*The request*
Render every entry verbatim.

Extracted data entries:
===============
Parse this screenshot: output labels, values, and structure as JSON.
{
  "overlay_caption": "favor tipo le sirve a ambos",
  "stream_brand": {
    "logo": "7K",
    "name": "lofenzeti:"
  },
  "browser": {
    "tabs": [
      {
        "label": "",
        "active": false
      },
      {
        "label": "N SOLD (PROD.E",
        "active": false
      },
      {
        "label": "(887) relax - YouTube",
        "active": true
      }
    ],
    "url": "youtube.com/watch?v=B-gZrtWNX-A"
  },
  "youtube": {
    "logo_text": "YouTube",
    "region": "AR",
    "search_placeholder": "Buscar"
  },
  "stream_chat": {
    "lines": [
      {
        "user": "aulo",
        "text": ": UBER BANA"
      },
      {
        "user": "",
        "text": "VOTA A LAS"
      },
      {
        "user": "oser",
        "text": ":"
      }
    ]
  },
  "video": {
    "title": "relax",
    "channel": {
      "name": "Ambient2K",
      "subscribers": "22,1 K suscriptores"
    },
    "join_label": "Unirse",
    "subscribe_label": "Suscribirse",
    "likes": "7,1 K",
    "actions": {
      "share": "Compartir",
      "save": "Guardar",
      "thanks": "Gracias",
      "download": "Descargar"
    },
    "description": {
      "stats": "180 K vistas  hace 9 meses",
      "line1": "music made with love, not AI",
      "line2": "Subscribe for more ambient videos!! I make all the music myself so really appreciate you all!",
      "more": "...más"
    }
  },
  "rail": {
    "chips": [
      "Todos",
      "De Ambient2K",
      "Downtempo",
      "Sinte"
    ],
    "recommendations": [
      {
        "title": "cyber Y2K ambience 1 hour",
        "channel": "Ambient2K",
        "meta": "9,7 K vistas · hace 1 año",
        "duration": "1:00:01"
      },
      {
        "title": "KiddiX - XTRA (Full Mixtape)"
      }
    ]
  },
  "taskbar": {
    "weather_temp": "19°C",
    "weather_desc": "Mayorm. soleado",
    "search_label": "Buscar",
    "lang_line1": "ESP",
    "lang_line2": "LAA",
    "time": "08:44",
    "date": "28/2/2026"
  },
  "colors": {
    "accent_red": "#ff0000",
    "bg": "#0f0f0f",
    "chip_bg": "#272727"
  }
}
===============
*Exercise output*
Parse this screenshot: output labels, values, and structure as JSON.
{
  "overlay_caption": "favor tipo le sirve a ambos",
  "stream_brand": {
    "logo": "7K",
    "name": "lofenzeti:"
  },
  "browser": {
    "tabs": [
      {
        "label": "",
        "active": false
      },
      {
        "label": "N SOLD (PROD.E",
        "active": false
      },
      {
        "label": "(887) relax - YouTube",
        "active": true
      }
    ],
    "url": "youtube.com/watch?v=B-gZrtWNX-A"
  },
  "youtube": {
    "logo_text": "YouTube",
    "region": "AR",
    "search_placeholder": "Buscar"
  },
  "stream_chat": {
    "lines": [
      {
        "user": "aulo",
        "text": ": UBER BANA"
      },
      {
        "user": "",
        "text": "VOTA A LAS"
      },
      {
        "user": "oser",
        "text": ":"
      }
    ]
  },
  "video": {
    "title": "relax",
    "channel": {
      "name": "Ambient2K",
      "subscribers": "22,1 K suscriptores"
    },
    "join_label": "Unirse",
    "subscribe_label": "Suscribirse",
    "likes": "7,1 K",
    "actions": {
      "share": "Compartir",
      "save": "Guardar",
      "thanks": "Gracias",
      "download": "Descargar"
    },
    "description": {
      "stats": "180 K vistas  hace 9 meses",
      "line1": "music made with love, not AI",
      "line2": "Subscribe for more ambient videos!! I make all the music myself so really appreciate you all!",
      "more": "...más"
    }
  },
  "rail": {
    "chips": [
      "Todos",
      "De Ambient2K",
      "Downtempo",
      "Sinte"
    ],
    "recommendations": [
      {
        "title": "cyber Y2K ambience 1 hour",
        "channel": "Ambient2K",
        "meta": "9,7 K vistas · hace 1 año",
        "duration": "1:00:01"
      },
      {
        "title": "KiddiX - XTRA (Full Mixtape)"
      }
    ]
  },
  "taskbar": {
    "weather_temp": "19°C",
    "weather_desc": "Mayorm. soleado",
    "search_label": "Buscar",
    "lang_line1": "ESP",
    "lang_line2": "LAA",
    "time": "08:44",
    "date": "28/2/2026"
  },
  "colors": {
    "accent_red": "#ff0000",
    "bg": "#0f0f0f",
    "chip_bg": "#272727"
  }
}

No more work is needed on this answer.